══ Supplied material
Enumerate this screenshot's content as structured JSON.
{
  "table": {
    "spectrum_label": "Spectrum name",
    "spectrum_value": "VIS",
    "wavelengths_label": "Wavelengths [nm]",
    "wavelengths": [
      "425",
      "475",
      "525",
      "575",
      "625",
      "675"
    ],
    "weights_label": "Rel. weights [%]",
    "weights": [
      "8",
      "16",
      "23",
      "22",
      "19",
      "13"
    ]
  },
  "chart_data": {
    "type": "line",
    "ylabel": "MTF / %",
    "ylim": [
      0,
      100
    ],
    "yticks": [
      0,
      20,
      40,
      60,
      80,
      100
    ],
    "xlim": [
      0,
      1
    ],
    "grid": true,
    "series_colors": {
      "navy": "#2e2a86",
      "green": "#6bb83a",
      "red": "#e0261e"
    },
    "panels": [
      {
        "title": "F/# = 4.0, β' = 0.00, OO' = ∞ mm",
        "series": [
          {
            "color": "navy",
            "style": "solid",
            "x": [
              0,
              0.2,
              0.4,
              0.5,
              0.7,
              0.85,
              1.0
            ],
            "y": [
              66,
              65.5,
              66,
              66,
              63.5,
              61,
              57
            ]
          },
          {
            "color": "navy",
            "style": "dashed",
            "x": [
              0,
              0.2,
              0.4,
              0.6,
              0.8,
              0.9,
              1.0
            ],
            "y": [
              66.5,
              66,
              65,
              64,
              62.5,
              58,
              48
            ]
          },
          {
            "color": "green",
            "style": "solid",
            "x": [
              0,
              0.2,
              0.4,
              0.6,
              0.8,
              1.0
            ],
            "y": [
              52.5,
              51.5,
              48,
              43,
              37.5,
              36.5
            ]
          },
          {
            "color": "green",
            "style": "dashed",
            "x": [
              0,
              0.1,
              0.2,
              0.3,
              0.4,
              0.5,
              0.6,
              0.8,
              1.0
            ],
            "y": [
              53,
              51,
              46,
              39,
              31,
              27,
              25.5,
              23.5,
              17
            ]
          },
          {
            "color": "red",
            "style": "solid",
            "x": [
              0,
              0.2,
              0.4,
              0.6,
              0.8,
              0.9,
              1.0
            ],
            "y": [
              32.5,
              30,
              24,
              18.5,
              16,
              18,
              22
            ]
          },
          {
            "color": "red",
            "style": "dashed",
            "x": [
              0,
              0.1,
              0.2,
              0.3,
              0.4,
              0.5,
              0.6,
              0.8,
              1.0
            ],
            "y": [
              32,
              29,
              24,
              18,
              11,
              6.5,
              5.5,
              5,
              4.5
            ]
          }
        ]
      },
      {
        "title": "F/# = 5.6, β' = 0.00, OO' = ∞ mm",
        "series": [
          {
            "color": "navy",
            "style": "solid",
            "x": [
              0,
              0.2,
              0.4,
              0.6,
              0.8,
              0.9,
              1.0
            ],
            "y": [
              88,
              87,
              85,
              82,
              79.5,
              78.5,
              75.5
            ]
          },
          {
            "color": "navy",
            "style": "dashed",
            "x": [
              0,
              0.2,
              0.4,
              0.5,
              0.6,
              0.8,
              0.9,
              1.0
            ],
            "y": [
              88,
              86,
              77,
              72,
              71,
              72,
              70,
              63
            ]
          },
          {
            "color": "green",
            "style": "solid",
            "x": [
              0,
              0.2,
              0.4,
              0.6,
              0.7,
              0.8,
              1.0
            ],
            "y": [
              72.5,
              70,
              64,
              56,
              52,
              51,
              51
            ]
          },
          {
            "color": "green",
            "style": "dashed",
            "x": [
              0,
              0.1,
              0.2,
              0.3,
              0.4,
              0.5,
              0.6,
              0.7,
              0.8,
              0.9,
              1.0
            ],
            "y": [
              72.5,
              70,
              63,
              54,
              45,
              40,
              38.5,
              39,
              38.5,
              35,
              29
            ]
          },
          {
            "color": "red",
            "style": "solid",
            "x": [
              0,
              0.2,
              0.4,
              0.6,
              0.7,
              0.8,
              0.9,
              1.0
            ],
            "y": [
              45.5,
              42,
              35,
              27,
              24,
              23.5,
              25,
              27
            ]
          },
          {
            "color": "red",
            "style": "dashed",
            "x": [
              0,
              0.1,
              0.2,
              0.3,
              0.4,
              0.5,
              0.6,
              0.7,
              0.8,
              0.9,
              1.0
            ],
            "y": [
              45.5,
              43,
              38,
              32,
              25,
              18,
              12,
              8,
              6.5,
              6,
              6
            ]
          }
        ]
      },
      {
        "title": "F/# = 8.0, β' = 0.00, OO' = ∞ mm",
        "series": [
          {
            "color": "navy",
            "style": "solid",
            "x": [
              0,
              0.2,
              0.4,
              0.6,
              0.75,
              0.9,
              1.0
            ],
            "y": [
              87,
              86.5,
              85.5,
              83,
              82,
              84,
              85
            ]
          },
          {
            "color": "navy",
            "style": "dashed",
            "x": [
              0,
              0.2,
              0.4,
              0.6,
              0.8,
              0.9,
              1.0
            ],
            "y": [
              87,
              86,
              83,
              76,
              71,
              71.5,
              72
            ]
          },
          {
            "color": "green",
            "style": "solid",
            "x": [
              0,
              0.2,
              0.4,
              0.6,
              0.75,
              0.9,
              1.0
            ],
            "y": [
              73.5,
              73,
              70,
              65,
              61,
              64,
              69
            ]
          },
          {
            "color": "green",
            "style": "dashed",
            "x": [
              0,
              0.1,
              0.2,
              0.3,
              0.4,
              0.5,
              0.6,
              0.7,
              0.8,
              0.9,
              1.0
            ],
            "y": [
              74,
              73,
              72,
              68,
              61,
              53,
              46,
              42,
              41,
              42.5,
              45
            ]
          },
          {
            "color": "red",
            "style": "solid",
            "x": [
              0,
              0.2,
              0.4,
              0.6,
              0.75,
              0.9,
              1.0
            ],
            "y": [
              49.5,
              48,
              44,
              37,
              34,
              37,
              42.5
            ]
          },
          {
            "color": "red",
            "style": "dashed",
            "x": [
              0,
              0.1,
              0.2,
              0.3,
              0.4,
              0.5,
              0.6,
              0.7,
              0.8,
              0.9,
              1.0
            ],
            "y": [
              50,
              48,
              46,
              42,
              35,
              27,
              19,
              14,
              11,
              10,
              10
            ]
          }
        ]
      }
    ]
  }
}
════
[What to work on]: Extract each record, keeping it identical to the original.

[The output]:
Enumerate this screenshot's content as structured JSON.
{
  "table": {
    "spectrum_label": "Spectrum name",
    "spectrum_value": "VIS",
    "wavelengths_label": "Wavelengths [nm]",
    "wavelengths": [
      "425",
      "475",
      "525",
      "575",
      "625",
      "675"
    ],
    "weights_label": "Rel. weights [%]",
    "weights": [
      "8",
      "16",
      "23",
      "22",
      "19",
      "13"
    ]
  },
  "chart_data": {
    "type": "line",
    "ylabel": "MTF / %",
    "ylim": [
      0,
      100
    ],
    "yticks": [
      0,
      20,
      40,
      60,
      80,
      100
    ],
    "xlim": [
      0,
      1
    ],
    "grid": true,
    "series_colors": {
      "navy": "#2e2a86",
      "green": "#6bb83a",
      "red": "#e0261e"
    },
    "panels": [
      {
        "title": "F/# = 4.0, β' = 0.00, OO' = ∞ mm",
        "series": [
          {
            "color": "navy",
            "style": "solid",
            "x": [
              0,
              0.2,
              0.4,
              0.5,
              0.7,
              0.85,
              1.0
            ],
            "y": [
              66,
              65.5,
              66,
              66,
              63.5,
              61,
              57
            ]
          },
          {
            "color": "navy",
            "style": "dashed",
            "x": [
              0,
              0.2,
              0.4,
              0.6,
              0.8,
              0.9,
              1.0
            ],
            "y": [
              66.5,
              66,
              65,
              64,
              62.5,
              58,
              48
            ]
          },
          {
            "color": "green",
            "style": "solid",
            "x": [
              0,
              0.2,
              0.4,
              0.6,
              0.8,
              1.0
            ],
            "y": [
              52.5,
              51.5,
              48,
              43,
              37.5,
              36.5
            ]
          },
          {
            "color": "green",
            "style": "dashed",
            "x": [
              0,
              0.1,
              0.2,
              0.3,
              0.4,
              0.5,
              0.6,
              0.8,
              1.0
            ],
            "y": [
              53,
              51,
              46,
              39,
              31,
              27,
              25.5,
              23.5,
              17
            ]
          },
          {
            "color": "red",
            "style": "solid",
            "x": [
              0,
              0.2,
              0.4,
              0.6,
              0.8,
              0.9,
              1.0
            ],
            "y": [
              32.5,
              30,
              24,
              18.5,
              16,
              18,
              22
            ]
          },
          {
            "color": "red",
            "style": "dashed",
            "x": [
              0,
              0.1,
              0.2,
              0.3,
              0.4,
              0.5,
              0.6,
              0.8,
              1.0
            ],
            "y": [
              32,
              29,
              24,
              18,
              11,
              6.5,
              5.5,
              5,
              4.5
            ]
          }
        ]
      },
      {
        "title": "F/# = 5.6, β' = 0.00, OO' = ∞ mm",
        "series": [
          {
            "color": "navy",
            "style": "solid",
            "x": [
              0,
              0.2,
              0.4,
              0.6,
              0.8,
              0.9,
              1.0
            ],
            "y": [
              88,
              87,
              85,
              82,
              79.5,
              78.5,
              75.5
            ]
          },
          {
            "color": "navy",
            "style": "dashed",
            "x": [
              0,
              0.2,
              0.4,
              0.5,
              0.6,
              0.8,
              0.9,
              1.0
            ],
            "y": [
              88,
              86,
              77,
              72,
              71,
              72,
              70,
              63
            ]
          },
          {
            "color": "green",
            "style": "solid",
            "x": [
              0,
              0.2,
              0.4,
              0.6,
              0.7,
              0.8,
              1.0
            ],
            "y": [
              72.5,
              70,
              64,
              56,
              52,
              51,
              51
            ]
          },
          {
            "color": "green",
            "style": "dashed",
            "x": [
              0,
              0.1,
              0.2,
              0.3,
              0.4,
              0.5,
              0.6,
              0.7,
              0.8,
              0.9,
              1.0
            ],
            "y": [
              72.5,
              70,
              63,
              54,
              45,
              40,
              38.5,
              39,
              38.5,
              35,
              29
            ]
          },
          {
            "color": "red",
            "style": "solid",
            "x": [
              0,
              0.2,
              0.4,
              0.6,
              0.7,
              0.8,
              0.9,
              1.0
            ],
            "y": [
              45.5,
              42,
              35,
              27,
              24,
              23.5,
              25,
              27
            ]
          },
          {
            "color": "red",
            "style": "dashed",
            "x": [
              0,
              0.1,
              0.2,
              0.3,
              0.4,
              0.5,
              0.6,
              0.7,
              0.8,
              0.9,
              1.0
            ],
            "y": [
              45.5,
              43,
              38,
              32,
              25,
              18,
              12,
              8,
              6.5,
              6,
              6
            ]
          }
        ]
      },
      {
        "title": "F/# = 8.0, β' = 0.00, OO' = ∞ mm",
        "series": [
          {
            "color": "navy",
            "style": "solid",
            "x": [
              0,
              0.2,
              0.4,
              0.6,
              0.75,
              0.9,
              1.0
            ],
            "y": [
              87,
              86.5,
              85.5,
              83,
              82,
              84,
              85
            ]
          },
          {
            "color": "navy",
            "style": "dashed",
            "x": [
              0,
              0.2,
              0.4,
              0.6,
              0.8,
              0.9,
              1.0
            ],
            "y": [
              87,
              86,
              83,
              76,
              71,
              71.5,
              72
            ]
          },
          {
            "color": "green",
            "style": "solid",
            "x": [
              0,
              0.2,
              0.4,
              0.6,
              0.75,
              0.9,
              1.0
            ],
            "y": [
              73.5,
              73,
              70,
              65,
              61,
              64,
              69
            ]
          },
          {
            "color": "green",
            "style": "dashed",
            "x": [
              0,
              0.1,
              0.2,
              0.3,
              0.4,
              0.5,
              0.6,
              0.7,
              0.8,
              0.9,
              1.0
            ],
            "y": [
              74,
              73,
              72,
              68,
              61,
              53,
              46,
              42,
              41,
              42.5,
              45
            ]
          },
          {
            "color": "red",
            "style": "solid",
            "x": [
              0,
              0.2,
              0.4,
              0.6,
              0.75,
              0.9,
              1.0
            ],
            "y": [
              49.5,
              48,
              44,
              37,
              34,
              37,
              42.5
            ]
          },
          {
            "color": "red",
            "style": "dashed",
            "x": [
              0,
              0.1,
              0.2,
              0.3,
              0.4,
              0.5,
              0.6,
              0.7,
              0.8,
              0.9,
              1.0
            ],
            "y": [
              50,
              48,
              46,
              42,
              35,
              27,
              19,
              14,
              11,
              10,
              10
            ]
          }
        ]
      }
    ]
  }
}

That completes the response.